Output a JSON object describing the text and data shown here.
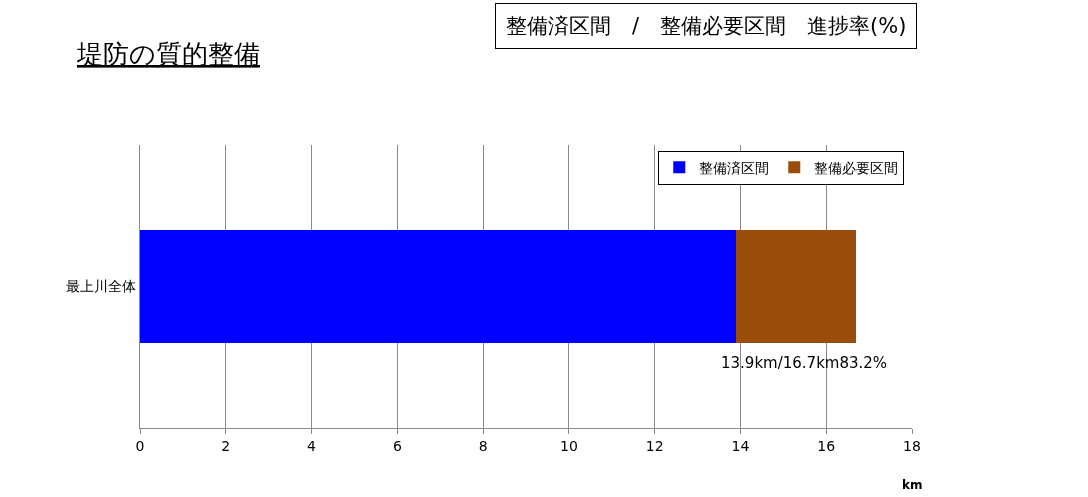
{
  "chart_data": {
    "type": "bar",
    "title": "堤防の質的整備",
    "orientation": "horizontal",
    "stacked": true,
    "categories": [
      "最上川全体"
    ],
    "series": [
      {
        "name": "整備済区間",
        "color": "#0000ff",
        "values": [
          13.9
        ]
      },
      {
        "name": "整備必要区間",
        "color": "#994c0c",
        "values": [
          2.8
        ]
      }
    ],
    "xlim": [
      0,
      18
    ],
    "xticks": [
      0,
      2,
      4,
      6,
      8,
      10,
      12,
      14,
      16,
      18
    ],
    "xlabel": "km",
    "grid": "x",
    "legend": "top right",
    "annotations": [
      "13.9km/16.7km83.2%",
      "整備済区間　/　整備必要区間　進捗率(%)"
    ]
  }
}
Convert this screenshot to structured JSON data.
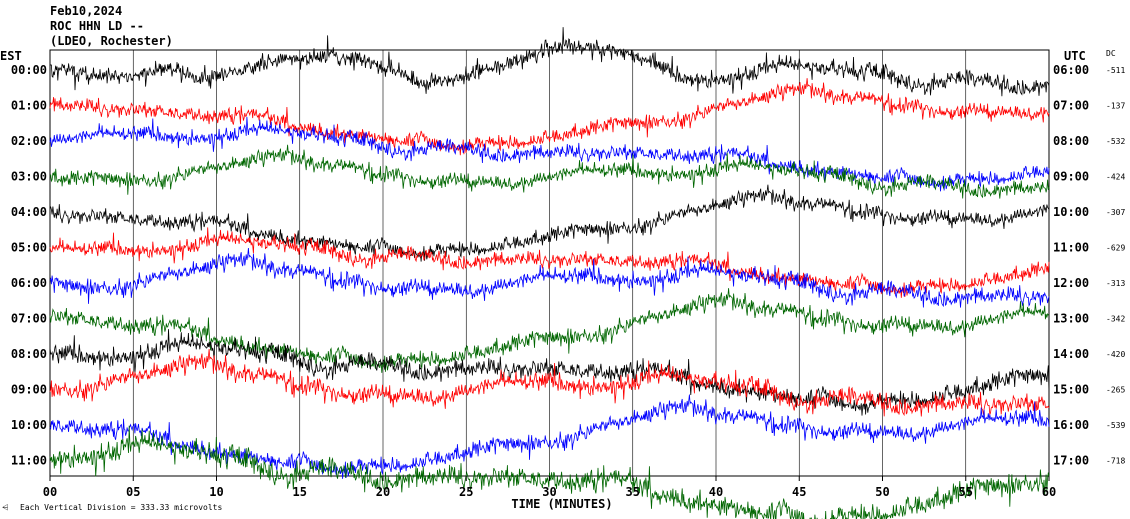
{
  "header": {
    "date": "Feb10,2024",
    "station": "ROC HHN LD --",
    "location": "(LDEO, Rochester)"
  },
  "left_axis_label": "EST",
  "right_axis_label": "UTC",
  "dc_label": "DC",
  "x_axis_title": "TIME (MINUTES)",
  "scale_note": "Each Vertical Division =  333.33 microvolts",
  "colors": {
    "black": "#000000",
    "red": "#ff0000",
    "blue": "#0000ff",
    "green": "#006600"
  },
  "chart_data": {
    "type": "line",
    "x_ticks": [
      "00",
      "05",
      "10",
      "15",
      "20",
      "25",
      "30",
      "35",
      "40",
      "45",
      "50",
      "55",
      "60"
    ],
    "xlim": [
      0,
      60
    ],
    "rows": [
      {
        "est": "00:00",
        "utc": "06:00",
        "dc": "-511",
        "color": "black",
        "amp": 1.0
      },
      {
        "est": "01:00",
        "utc": "07:00",
        "dc": "-137",
        "color": "red",
        "amp": 0.9
      },
      {
        "est": "02:00",
        "utc": "08:00",
        "dc": "-532",
        "color": "blue",
        "amp": 0.9
      },
      {
        "est": "03:00",
        "utc": "09:00",
        "dc": "-424",
        "color": "green",
        "amp": 0.9
      },
      {
        "est": "04:00",
        "utc": "10:00",
        "dc": "-307",
        "color": "black",
        "amp": 0.9
      },
      {
        "est": "05:00",
        "utc": "11:00",
        "dc": "-629",
        "color": "red",
        "amp": 0.9
      },
      {
        "est": "06:00",
        "utc": "12:00",
        "dc": "-313",
        "color": "blue",
        "amp": 1.0
      },
      {
        "est": "07:00",
        "utc": "13:00",
        "dc": "-342",
        "color": "green",
        "amp": 1.0
      },
      {
        "est": "08:00",
        "utc": "14:00",
        "dc": "-420",
        "color": "black",
        "amp": 1.1
      },
      {
        "est": "09:00",
        "utc": "15:00",
        "dc": "-265",
        "color": "red",
        "amp": 1.1
      },
      {
        "est": "10:00",
        "utc": "16:00",
        "dc": "-539",
        "color": "blue",
        "amp": 1.0
      },
      {
        "est": "11:00",
        "utc": "17:00",
        "dc": "-718",
        "color": "green",
        "amp": 1.3
      }
    ]
  }
}
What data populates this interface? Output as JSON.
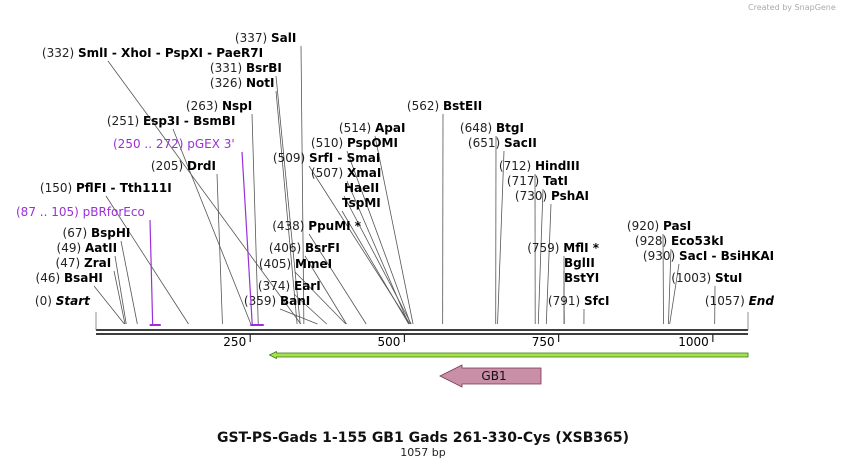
{
  "watermark": "Created by SnapGene",
  "title": "GST-PS-Gads 1-155 GB1 Gads 261-330-Cys (XSB365)",
  "length_label": "1057 bp",
  "length_bp": 1057,
  "ticks": [
    {
      "bp": 250,
      "label": "250"
    },
    {
      "bp": 500,
      "label": "500"
    },
    {
      "bp": 750,
      "label": "750"
    },
    {
      "bp": 1000,
      "label": "1000"
    }
  ],
  "colors": {
    "backbone": "#222222",
    "cut_line": "#555555",
    "primer": "#9b30d9",
    "orf_fill": "#a8e24a",
    "orf_edge": "#3a7a10",
    "feature_fill": "#c98fa6",
    "feature_edge": "#7a3550"
  },
  "features": [
    {
      "name": "GB1",
      "start": 556,
      "end": 716,
      "direction": "reverse"
    }
  ],
  "orf": {
    "start": 346,
    "end": 1057,
    "direction": "reverse"
  },
  "primers": [
    {
      "name": "pBRforEco",
      "range": "(87 .. 105)",
      "start": 87,
      "end": 105
    },
    {
      "name": "pGEX 3'",
      "range": "(250 .. 272)",
      "start": 250,
      "end": 272
    }
  ],
  "sites": [
    {
      "name": "Start",
      "pos": "(0)",
      "bp": 0,
      "italic": true
    },
    {
      "name": "BsaHI",
      "pos": "(46)",
      "bp": 46
    },
    {
      "name": "ZraI",
      "pos": "(47)",
      "bp": 47
    },
    {
      "name": "AatII",
      "pos": "(49)",
      "bp": 49
    },
    {
      "name": "BspHI",
      "pos": "(67)",
      "bp": 67
    },
    {
      "name": "PflFI  -  Tth111I",
      "pos": "(150)",
      "bp": 150
    },
    {
      "name": "DrdI",
      "pos": "(205)",
      "bp": 205
    },
    {
      "name": "Esp3I  -  BsmBI",
      "pos": "(251)",
      "bp": 251
    },
    {
      "name": "NspI",
      "pos": "(263)",
      "bp": 263
    },
    {
      "name": "NotI",
      "pos": "(326)",
      "bp": 326
    },
    {
      "name": "BsrBI",
      "pos": "(331)",
      "bp": 331
    },
    {
      "name": "SmlI  -  XhoI  -  PspXI  -  PaeR7I",
      "pos": "(332)",
      "bp": 332
    },
    {
      "name": "SalI",
      "pos": "(337)",
      "bp": 337
    },
    {
      "name": "BanI",
      "pos": "(359)",
      "bp": 359
    },
    {
      "name": "EarI",
      "pos": "(374)",
      "bp": 374
    },
    {
      "name": "MmeI",
      "pos": "(405)",
      "bp": 405
    },
    {
      "name": "BsrFI",
      "pos": "(406)",
      "bp": 406
    },
    {
      "name": "PpuMI *",
      "pos": "(438)",
      "bp": 438
    },
    {
      "name": "SrfI  -  SmaI",
      "pos": "(509)",
      "bp": 509
    },
    {
      "name": "XmaI",
      "pos": "(507)",
      "bp": 507
    },
    {
      "name": "PspOMI",
      "pos": "(510)",
      "bp": 510
    },
    {
      "name": "HaeII",
      "pos": "",
      "bp": 511
    },
    {
      "name": "TspMI",
      "pos": "",
      "bp": 507
    },
    {
      "name": "ApaI",
      "pos": "(514)",
      "bp": 514
    },
    {
      "name": "BstEII",
      "pos": "(562)",
      "bp": 562
    },
    {
      "name": "BtgI",
      "pos": "(648)",
      "bp": 648
    },
    {
      "name": "SacII",
      "pos": "(651)",
      "bp": 651
    },
    {
      "name": "HindIII",
      "pos": "(712)",
      "bp": 712
    },
    {
      "name": "TatI",
      "pos": "(717)",
      "bp": 717
    },
    {
      "name": "PshAI",
      "pos": "(730)",
      "bp": 730
    },
    {
      "name": "MflI *",
      "pos": "(759)",
      "bp": 759
    },
    {
      "name": "BglII",
      "pos": "",
      "bp": 759
    },
    {
      "name": "BstYI",
      "pos": "",
      "bp": 759
    },
    {
      "name": "SfcI",
      "pos": "(791)",
      "bp": 791
    },
    {
      "name": "PasI",
      "pos": "(920)",
      "bp": 920
    },
    {
      "name": "Eco53kI",
      "pos": "(928)",
      "bp": 928
    },
    {
      "name": "SacI  -  BsiHKAI",
      "pos": "(930)",
      "bp": 930
    },
    {
      "name": "StuI",
      "pos": "(1003)",
      "bp": 1003
    },
    {
      "name": "End",
      "pos": "(1057)",
      "bp": 1057,
      "italic": true
    }
  ]
}
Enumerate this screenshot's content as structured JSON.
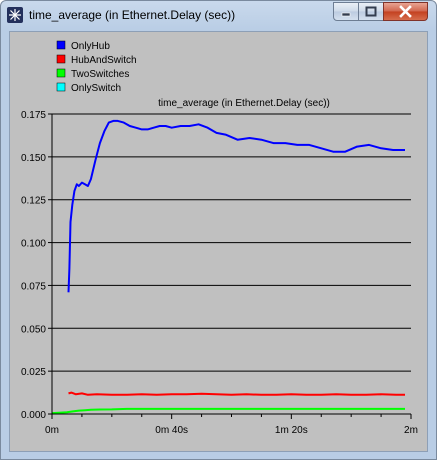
{
  "window": {
    "title": "time_average (in Ethernet.Delay (sec))"
  },
  "icons": {
    "app": "star-icon",
    "minimize": "minimize-icon",
    "maximize": "maximize-icon",
    "close": "close-icon"
  },
  "chart_data": {
    "type": "line",
    "title": "time_average (in Ethernet.Delay (sec))",
    "xlabel": "",
    "ylabel": "",
    "xlim": [
      0,
      120
    ],
    "ylim": [
      0,
      0.175
    ],
    "grid": true,
    "legend_position": "top-left",
    "x_ticks": [
      {
        "value": 0,
        "label": "0m"
      },
      {
        "value": 40,
        "label": "0m 40s"
      },
      {
        "value": 80,
        "label": "1m 20s"
      },
      {
        "value": 120,
        "label": "2m"
      }
    ],
    "y_ticks": [
      {
        "value": 0,
        "label": "0.000"
      },
      {
        "value": 0.025,
        "label": "0.025"
      },
      {
        "value": 0.05,
        "label": "0.050"
      },
      {
        "value": 0.075,
        "label": "0.075"
      },
      {
        "value": 0.1,
        "label": "0.100"
      },
      {
        "value": 0.125,
        "label": "0.125"
      },
      {
        "value": 0.15,
        "label": "0.150"
      },
      {
        "value": 0.175,
        "label": "0.175"
      }
    ],
    "series": [
      {
        "name": "OnlyHub",
        "color": "#0000ff",
        "x": [
          5.5,
          5.8,
          6.2,
          6.8,
          7.5,
          8.3,
          9,
          10,
          11,
          12,
          13,
          14.5,
          16,
          17.5,
          19,
          20.5,
          22,
          24,
          26,
          28,
          30,
          32,
          34,
          36,
          38,
          40,
          43,
          46,
          49,
          52,
          55,
          58,
          62,
          66,
          70,
          74,
          78,
          82,
          86,
          90,
          94,
          98,
          102,
          106,
          110,
          114,
          118
        ],
        "y": [
          0.071,
          0.085,
          0.112,
          0.122,
          0.13,
          0.134,
          0.133,
          0.135,
          0.134,
          0.133,
          0.137,
          0.148,
          0.158,
          0.165,
          0.17,
          0.171,
          0.171,
          0.17,
          0.168,
          0.167,
          0.166,
          0.166,
          0.167,
          0.168,
          0.168,
          0.167,
          0.168,
          0.168,
          0.169,
          0.167,
          0.164,
          0.163,
          0.16,
          0.161,
          0.16,
          0.158,
          0.158,
          0.157,
          0.157,
          0.155,
          0.153,
          0.153,
          0.156,
          0.157,
          0.155,
          0.154,
          0.154
        ]
      },
      {
        "name": "HubAndSwitch",
        "color": "#ff0000",
        "x": [
          5.5,
          6.5,
          8,
          10,
          12,
          15,
          20,
          25,
          30,
          35,
          40,
          45,
          50,
          55,
          60,
          65,
          70,
          75,
          80,
          85,
          90,
          95,
          100,
          105,
          110,
          115,
          118
        ],
        "y": [
          0.012,
          0.0125,
          0.0115,
          0.012,
          0.0112,
          0.0115,
          0.0112,
          0.0112,
          0.0115,
          0.0112,
          0.0115,
          0.0115,
          0.0118,
          0.0115,
          0.0112,
          0.0115,
          0.0112,
          0.0112,
          0.0115,
          0.0112,
          0.0112,
          0.0115,
          0.0112,
          0.0112,
          0.0115,
          0.0112,
          0.0112
        ],
        "y_note": ""
      },
      {
        "name": "TwoSwitches",
        "color": "#00ff00",
        "x": [
          0,
          3,
          5,
          7,
          9,
          11,
          13,
          16,
          20,
          25,
          30,
          40,
          50,
          60,
          70,
          80,
          90,
          100,
          110,
          118
        ],
        "y": [
          0.0005,
          0.0008,
          0.001,
          0.0015,
          0.002,
          0.0022,
          0.0025,
          0.0026,
          0.0027,
          0.003,
          0.003,
          0.003,
          0.003,
          0.003,
          0.003,
          0.003,
          0.003,
          0.003,
          0.003,
          0.003
        ]
      },
      {
        "name": "OnlySwitch",
        "color": "#00ffff",
        "x": [],
        "y": []
      }
    ]
  }
}
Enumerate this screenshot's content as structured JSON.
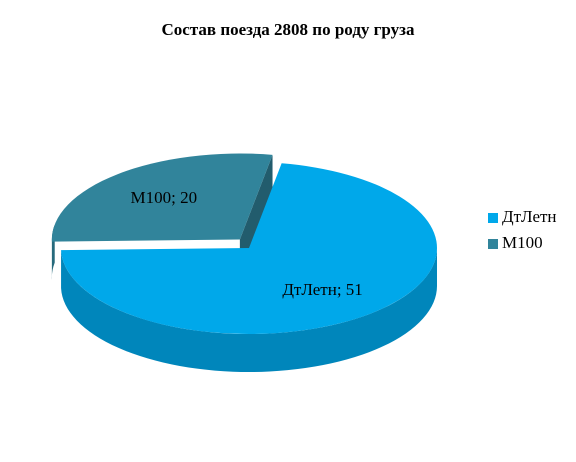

### Job
Using the records above, pull out each line where the word "reverse" occurs.

### Full output
      "direction": "reverse"
    "direction": "reverse"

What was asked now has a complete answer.